◆ **WHAT THIS TASK INVOLVES**
In the listing that follows, count the lines holding the word "letto" and report only that number.
──────── SUPPLIED RECORDS
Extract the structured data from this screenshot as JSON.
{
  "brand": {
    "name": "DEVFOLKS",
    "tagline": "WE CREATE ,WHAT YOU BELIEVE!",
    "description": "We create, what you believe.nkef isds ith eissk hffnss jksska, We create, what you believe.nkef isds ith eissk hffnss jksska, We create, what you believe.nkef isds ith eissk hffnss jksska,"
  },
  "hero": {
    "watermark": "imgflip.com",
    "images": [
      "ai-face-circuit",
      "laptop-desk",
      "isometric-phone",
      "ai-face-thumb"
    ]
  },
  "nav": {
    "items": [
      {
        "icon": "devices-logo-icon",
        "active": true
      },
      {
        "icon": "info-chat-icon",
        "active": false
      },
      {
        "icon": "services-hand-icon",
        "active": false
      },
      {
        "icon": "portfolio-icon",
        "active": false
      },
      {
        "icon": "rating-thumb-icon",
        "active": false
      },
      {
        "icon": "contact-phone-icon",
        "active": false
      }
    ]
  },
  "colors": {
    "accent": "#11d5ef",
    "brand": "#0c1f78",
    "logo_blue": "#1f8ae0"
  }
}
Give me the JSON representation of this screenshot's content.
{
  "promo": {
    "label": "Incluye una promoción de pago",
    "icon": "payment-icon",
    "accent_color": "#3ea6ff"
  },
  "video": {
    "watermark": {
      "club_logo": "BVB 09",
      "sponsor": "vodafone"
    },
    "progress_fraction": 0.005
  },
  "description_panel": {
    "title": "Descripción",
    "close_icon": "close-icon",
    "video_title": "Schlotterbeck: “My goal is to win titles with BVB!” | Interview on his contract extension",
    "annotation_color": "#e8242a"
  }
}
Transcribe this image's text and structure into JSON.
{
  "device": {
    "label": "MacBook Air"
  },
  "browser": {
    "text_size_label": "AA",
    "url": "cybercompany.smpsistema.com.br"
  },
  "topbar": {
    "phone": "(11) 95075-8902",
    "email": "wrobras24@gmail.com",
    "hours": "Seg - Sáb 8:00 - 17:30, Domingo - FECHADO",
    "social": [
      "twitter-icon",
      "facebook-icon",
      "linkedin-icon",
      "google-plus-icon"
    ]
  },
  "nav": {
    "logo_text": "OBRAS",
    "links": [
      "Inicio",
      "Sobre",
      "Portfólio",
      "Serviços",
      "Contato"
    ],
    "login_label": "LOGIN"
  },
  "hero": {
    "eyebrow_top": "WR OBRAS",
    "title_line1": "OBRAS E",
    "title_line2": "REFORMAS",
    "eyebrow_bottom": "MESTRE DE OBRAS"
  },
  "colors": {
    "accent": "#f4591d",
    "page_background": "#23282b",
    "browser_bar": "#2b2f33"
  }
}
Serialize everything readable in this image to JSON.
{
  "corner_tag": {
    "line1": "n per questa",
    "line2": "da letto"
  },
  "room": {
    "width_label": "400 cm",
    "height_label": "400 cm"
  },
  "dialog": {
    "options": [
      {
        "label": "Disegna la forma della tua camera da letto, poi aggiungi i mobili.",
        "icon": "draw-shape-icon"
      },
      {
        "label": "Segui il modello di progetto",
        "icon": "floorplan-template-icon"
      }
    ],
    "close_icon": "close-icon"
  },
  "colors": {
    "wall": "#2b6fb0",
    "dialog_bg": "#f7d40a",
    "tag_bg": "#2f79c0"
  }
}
────────────────
◆ **COMPLETE RESPONSE**
2